* **DESCRIPTION OF THE TASK**: Copy every line of the items below word for word, in the order given.

* **MATERIAL SHOWN**:
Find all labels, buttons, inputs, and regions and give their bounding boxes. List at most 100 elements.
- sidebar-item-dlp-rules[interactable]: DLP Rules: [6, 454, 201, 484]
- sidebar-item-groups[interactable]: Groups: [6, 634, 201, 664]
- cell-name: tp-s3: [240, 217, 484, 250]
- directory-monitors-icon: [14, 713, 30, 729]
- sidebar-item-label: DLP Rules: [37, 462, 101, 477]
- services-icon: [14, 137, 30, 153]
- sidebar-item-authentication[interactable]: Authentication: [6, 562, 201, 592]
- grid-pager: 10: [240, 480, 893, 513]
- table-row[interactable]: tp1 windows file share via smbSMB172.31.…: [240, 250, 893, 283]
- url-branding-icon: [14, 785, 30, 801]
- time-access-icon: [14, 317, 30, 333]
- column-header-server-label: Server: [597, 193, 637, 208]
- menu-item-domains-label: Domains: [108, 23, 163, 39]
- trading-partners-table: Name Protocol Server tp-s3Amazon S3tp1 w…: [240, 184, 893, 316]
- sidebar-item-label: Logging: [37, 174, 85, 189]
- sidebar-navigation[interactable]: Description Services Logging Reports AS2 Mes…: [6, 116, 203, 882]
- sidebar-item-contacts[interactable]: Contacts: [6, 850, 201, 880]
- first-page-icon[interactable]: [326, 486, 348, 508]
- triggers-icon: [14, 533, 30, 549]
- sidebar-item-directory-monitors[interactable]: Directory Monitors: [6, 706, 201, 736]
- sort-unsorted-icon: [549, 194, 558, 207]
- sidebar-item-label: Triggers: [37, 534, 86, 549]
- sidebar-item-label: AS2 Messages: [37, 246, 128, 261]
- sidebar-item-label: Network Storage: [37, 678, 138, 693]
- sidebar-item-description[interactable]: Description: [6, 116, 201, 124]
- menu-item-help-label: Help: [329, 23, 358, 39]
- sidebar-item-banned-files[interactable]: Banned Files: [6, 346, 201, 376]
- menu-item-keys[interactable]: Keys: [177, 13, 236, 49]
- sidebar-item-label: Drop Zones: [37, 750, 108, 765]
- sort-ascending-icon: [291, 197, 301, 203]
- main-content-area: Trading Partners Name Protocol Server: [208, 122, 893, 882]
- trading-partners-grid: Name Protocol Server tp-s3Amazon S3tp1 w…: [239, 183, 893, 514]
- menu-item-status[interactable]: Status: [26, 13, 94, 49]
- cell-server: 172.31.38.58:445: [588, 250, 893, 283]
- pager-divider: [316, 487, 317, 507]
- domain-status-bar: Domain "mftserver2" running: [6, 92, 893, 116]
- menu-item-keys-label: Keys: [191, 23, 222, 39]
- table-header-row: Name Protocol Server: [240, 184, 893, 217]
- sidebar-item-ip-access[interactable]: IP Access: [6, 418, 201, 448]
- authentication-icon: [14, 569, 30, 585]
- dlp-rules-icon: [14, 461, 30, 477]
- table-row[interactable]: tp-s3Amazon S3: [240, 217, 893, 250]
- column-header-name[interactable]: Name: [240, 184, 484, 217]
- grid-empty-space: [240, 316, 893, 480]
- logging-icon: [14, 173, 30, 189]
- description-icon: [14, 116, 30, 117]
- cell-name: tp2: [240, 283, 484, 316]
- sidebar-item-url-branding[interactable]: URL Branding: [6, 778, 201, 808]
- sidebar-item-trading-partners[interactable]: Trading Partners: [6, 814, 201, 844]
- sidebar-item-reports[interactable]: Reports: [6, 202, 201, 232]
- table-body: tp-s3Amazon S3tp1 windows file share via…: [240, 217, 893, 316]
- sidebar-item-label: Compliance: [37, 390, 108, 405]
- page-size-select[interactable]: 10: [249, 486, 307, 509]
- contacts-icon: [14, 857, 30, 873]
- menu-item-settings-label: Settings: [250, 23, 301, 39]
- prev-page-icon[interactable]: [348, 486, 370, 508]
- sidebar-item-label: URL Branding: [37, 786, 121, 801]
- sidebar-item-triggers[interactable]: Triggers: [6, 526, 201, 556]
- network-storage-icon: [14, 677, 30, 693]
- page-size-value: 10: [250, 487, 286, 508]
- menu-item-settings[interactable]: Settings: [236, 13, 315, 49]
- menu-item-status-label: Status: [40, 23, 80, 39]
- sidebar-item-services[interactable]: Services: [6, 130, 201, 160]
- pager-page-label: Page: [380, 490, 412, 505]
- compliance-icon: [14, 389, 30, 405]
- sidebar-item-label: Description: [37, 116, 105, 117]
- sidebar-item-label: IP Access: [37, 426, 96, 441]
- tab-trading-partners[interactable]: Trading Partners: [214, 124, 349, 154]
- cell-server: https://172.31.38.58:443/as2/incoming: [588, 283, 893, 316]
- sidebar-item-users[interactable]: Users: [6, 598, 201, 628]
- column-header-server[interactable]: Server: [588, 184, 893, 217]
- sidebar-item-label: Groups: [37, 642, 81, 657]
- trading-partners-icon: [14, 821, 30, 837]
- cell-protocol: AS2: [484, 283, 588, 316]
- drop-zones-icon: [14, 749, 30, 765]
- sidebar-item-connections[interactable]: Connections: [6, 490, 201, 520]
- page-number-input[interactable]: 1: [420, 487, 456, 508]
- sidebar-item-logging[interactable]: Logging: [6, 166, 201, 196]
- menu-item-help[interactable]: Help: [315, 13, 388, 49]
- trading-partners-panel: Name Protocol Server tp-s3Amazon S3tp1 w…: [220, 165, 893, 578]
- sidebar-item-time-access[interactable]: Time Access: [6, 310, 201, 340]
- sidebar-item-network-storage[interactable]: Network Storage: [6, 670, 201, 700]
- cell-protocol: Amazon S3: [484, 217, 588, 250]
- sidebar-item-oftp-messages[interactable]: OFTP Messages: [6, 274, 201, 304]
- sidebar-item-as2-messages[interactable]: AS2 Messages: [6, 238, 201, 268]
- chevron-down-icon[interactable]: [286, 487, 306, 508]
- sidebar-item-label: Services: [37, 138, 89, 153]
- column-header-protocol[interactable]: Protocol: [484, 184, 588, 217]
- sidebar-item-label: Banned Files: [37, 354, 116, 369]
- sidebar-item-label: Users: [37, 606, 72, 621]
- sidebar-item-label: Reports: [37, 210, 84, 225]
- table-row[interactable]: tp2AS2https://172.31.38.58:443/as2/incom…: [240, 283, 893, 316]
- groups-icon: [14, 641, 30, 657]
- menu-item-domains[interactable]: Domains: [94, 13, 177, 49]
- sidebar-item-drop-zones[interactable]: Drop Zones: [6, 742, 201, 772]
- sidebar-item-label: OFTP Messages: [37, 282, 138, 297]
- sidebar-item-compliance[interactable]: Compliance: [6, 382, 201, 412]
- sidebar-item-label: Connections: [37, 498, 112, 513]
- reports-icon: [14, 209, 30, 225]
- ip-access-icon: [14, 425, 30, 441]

* **TASK RESPONSE**:
Find all labels, buttons, inputs, and regions and give their bounding boxes. List at most 100 elements.
- sidebar-item-dlp-rules[interactable]: DLP Rules: [6, 454, 201, 484]
- sidebar-item-groups[interactable]: Groups: [6, 634, 201, 664]
- cell-name: tp-s3: [240, 217, 484, 250]
- directory-monitors-icon: [14, 713, 30, 729]
- sidebar-item-label: DLP Rules: [37, 462, 101, 477]
- services-icon: [14, 137, 30, 153]
- sidebar-item-authentication[interactable]: Authentication: [6, 562, 201, 592]
- grid-pager: 10: [240, 480, 893, 513]
- table-row[interactable]: tp1 windows file share via smbSMB172.31.…: [240, 250, 893, 283]
- url-branding-icon: [14, 785, 30, 801]
- time-access-icon: [14, 317, 30, 333]
- column-header-server-label: Server: [597, 193, 637, 208]
- menu-item-domains-label: Domains: [108, 23, 163, 39]
- trading-partners-table: Name Protocol Server tp-s3Amazon S3tp1 w…: [240, 184, 893, 316]
- sidebar-item-label: Logging: [37, 174, 85, 189]
- sidebar-navigation[interactable]: Description Services Logging Reports AS2 Mes…: [6, 116, 203, 882]
- sidebar-item-contacts[interactable]: Contacts: [6, 850, 201, 880]
- first-page-icon[interactable]: [326, 486, 348, 508]
- triggers-icon: [14, 533, 30, 549]
- sidebar-item-directory-monitors[interactable]: Directory Monitors: [6, 706, 201, 736]
- sort-unsorted-icon: [549, 194, 558, 207]
- sidebar-item-label: Triggers: [37, 534, 86, 549]
- sidebar-item-label: AS2 Messages: [37, 246, 128, 261]
- sidebar-item-label: Network Storage: [37, 678, 138, 693]
- sidebar-item-description[interactable]: Description: [6, 116, 201, 124]
- menu-item-help-label: Help: [329, 23, 358, 39]
- sidebar-item-banned-files[interactable]: Banned Files: [6, 346, 201, 376]
- menu-item-keys[interactable]: Keys: [177, 13, 236, 49]
- sidebar-item-label: Drop Zones: [37, 750, 108, 765]
- sort-ascending-icon: [291, 197, 301, 203]
- main-content-area: Trading Partners Name Protocol Server: [208, 122, 893, 882]
- trading-partners-grid: Name Protocol Server tp-s3Amazon S3tp1 w…: [239, 183, 893, 514]
- menu-item-status[interactable]: Status: [26, 13, 94, 49]
- cell-server: 172.31.38.58:445: [588, 250, 893, 283]
- pager-divider: [316, 487, 317, 507]
- domain-status-bar: Domain "mftserver2" running: [6, 92, 893, 116]
- menu-item-keys-label: Keys: [191, 23, 222, 39]
- table-header-row: Name Protocol Server: [240, 184, 893, 217]
- sidebar-item-ip-access[interactable]: IP Access: [6, 418, 201, 448]
- authentication-icon: [14, 569, 30, 585]
- dlp-rules-icon: [14, 461, 30, 477]
- table-row[interactable]: tp-s3Amazon S3: [240, 217, 893, 250]
- column-header-name[interactable]: Name: [240, 184, 484, 217]
- grid-empty-space: [240, 316, 893, 480]
- logging-icon: [14, 173, 30, 189]
- description-icon: [14, 116, 30, 117]
- cell-name: tp2: [240, 283, 484, 316]
- sidebar-item-url-branding[interactable]: URL Branding: [6, 778, 201, 808]
- sidebar-item-trading-partners[interactable]: Trading Partners: [6, 814, 201, 844]
- sidebar-item-reports[interactable]: Reports: [6, 202, 201, 232]
- table-body: tp-s3Amazon S3tp1 windows file share via…: [240, 217, 893, 316]
- sidebar-item-label: Compliance: [37, 390, 108, 405]
- page-size-select[interactable]: 10: [249, 486, 307, 509]
- contacts-icon: [14, 857, 30, 873]
- menu-item-settings-label: Settings: [250, 23, 301, 39]
- prev-page-icon[interactable]: [348, 486, 370, 508]
- sidebar-item-label: URL Branding: [37, 786, 121, 801]
- sidebar-item-triggers[interactable]: Triggers: [6, 526, 201, 556]
- network-storage-icon: [14, 677, 30, 693]
- page-size-value: 10: [250, 487, 286, 508]
- menu-item-settings[interactable]: Settings: [236, 13, 315, 49]
- menu-item-status-label: Status: [40, 23, 80, 39]
- sidebar-item-services[interactable]: Services: [6, 130, 201, 160]
- pager-page-label: Page: [380, 490, 412, 505]
- compliance-icon: [14, 389, 30, 405]
- sidebar-item-label: Description: [37, 116, 105, 117]
- sidebar-item-label: IP Access: [37, 426, 96, 441]
- tab-trading-partners[interactable]: Trading Partners: [214, 124, 349, 154]
- cell-server: https://172.31.38.58:443/as2/incoming: [588, 283, 893, 316]
- sidebar-item-users[interactable]: Users: [6, 598, 201, 628]
- column-header-server[interactable]: Server: [588, 184, 893, 217]
- sidebar-item-label: Groups: [37, 642, 81, 657]
- trading-partners-icon: [14, 821, 30, 837]
- cell-protocol: AS2: [484, 283, 588, 316]
- drop-zones-icon: [14, 749, 30, 765]
- sidebar-item-connections[interactable]: Connections: [6, 490, 201, 520]
- page-number-input[interactable]: 1: [420, 487, 456, 508]
- sidebar-item-logging[interactable]: Logging: [6, 166, 201, 196]
- menu-item-help[interactable]: Help: [315, 13, 388, 49]
- trading-partners-panel: Name Protocol Server tp-s3Amazon S3tp1 w…: [220, 165, 893, 578]
- sidebar-item-time-access[interactable]: Time Access: [6, 310, 201, 340]
- sidebar-item-network-storage[interactable]: Network Storage: [6, 670, 201, 700]
- cell-protocol: Amazon S3: [484, 217, 588, 250]
- sidebar-item-oftp-messages[interactable]: OFTP Messages: [6, 274, 201, 304]
- sidebar-item-as2-messages[interactable]: AS2 Messages: [6, 238, 201, 268]
- chevron-down-icon[interactable]: [286, 487, 306, 508]
- sidebar-item-label: Services: [37, 138, 89, 153]
- column-header-protocol[interactable]: Protocol: [484, 184, 588, 217]
- sidebar-item-label: Banned Files: [37, 354, 116, 369]
- sidebar-item-label: Users: [37, 606, 72, 621]
- sidebar-item-label: Reports: [37, 210, 84, 225]
- table-row[interactable]: tp2AS2https://172.31.38.58:443/as2/incom…: [240, 283, 893, 316]
- groups-icon: [14, 641, 30, 657]
- menu-item-domains[interactable]: Domains: [94, 13, 177, 49]
- sidebar-item-drop-zones[interactable]: Drop Zones: [6, 742, 201, 772]
- sidebar-item-label: OFTP Messages: [37, 282, 138, 297]
- sidebar-item-compliance[interactable]: Compliance: [6, 382, 201, 412]
- sidebar-item-label: Connections: [37, 498, 112, 513]
- reports-icon: [14, 209, 30, 225]
- ip-access-icon: [14, 425, 30, 441]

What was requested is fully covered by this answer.